• **EXERCISE MATERIAL**:
▬▬▬▬▬▬

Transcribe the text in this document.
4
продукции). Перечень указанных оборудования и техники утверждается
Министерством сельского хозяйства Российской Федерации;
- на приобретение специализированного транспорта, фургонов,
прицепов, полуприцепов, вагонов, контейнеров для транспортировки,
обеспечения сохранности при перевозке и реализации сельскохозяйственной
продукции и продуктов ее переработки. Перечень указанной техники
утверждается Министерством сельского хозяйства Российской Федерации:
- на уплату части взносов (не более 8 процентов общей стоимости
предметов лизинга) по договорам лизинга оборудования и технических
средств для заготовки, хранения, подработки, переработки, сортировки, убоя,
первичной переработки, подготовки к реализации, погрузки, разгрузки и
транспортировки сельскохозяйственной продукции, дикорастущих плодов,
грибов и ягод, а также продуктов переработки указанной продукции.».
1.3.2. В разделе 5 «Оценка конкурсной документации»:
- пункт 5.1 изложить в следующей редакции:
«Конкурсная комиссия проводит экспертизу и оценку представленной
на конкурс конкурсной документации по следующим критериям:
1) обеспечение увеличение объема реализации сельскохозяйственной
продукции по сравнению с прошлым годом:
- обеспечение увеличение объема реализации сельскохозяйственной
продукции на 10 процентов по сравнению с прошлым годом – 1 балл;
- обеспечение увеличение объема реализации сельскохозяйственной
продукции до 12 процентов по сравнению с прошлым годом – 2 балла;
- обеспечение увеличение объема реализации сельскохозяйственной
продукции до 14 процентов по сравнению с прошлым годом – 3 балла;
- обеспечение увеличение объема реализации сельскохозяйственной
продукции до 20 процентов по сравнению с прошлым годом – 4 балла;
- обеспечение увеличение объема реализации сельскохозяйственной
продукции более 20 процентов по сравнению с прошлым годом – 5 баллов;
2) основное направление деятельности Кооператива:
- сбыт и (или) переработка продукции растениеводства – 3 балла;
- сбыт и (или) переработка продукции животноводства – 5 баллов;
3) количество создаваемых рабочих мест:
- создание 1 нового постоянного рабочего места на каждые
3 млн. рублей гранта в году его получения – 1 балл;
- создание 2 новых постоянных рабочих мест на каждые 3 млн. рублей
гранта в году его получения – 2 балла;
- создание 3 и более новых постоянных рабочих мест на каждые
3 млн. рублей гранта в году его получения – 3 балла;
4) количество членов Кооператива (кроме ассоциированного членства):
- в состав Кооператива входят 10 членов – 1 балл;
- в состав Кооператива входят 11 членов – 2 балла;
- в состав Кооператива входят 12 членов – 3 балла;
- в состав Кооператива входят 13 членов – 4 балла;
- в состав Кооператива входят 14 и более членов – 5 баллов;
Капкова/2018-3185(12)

▬▬▬▬▬▬

• **WHAT NEEDS TO BE DONE**: Take every line from the data above that holds "утверждается" and copy it out.

• **THE ANSWER**:
продукции). Перечень указанных оборудования и техники утверждается
утверждается Министерством сельского хозяйства Российской Федерации:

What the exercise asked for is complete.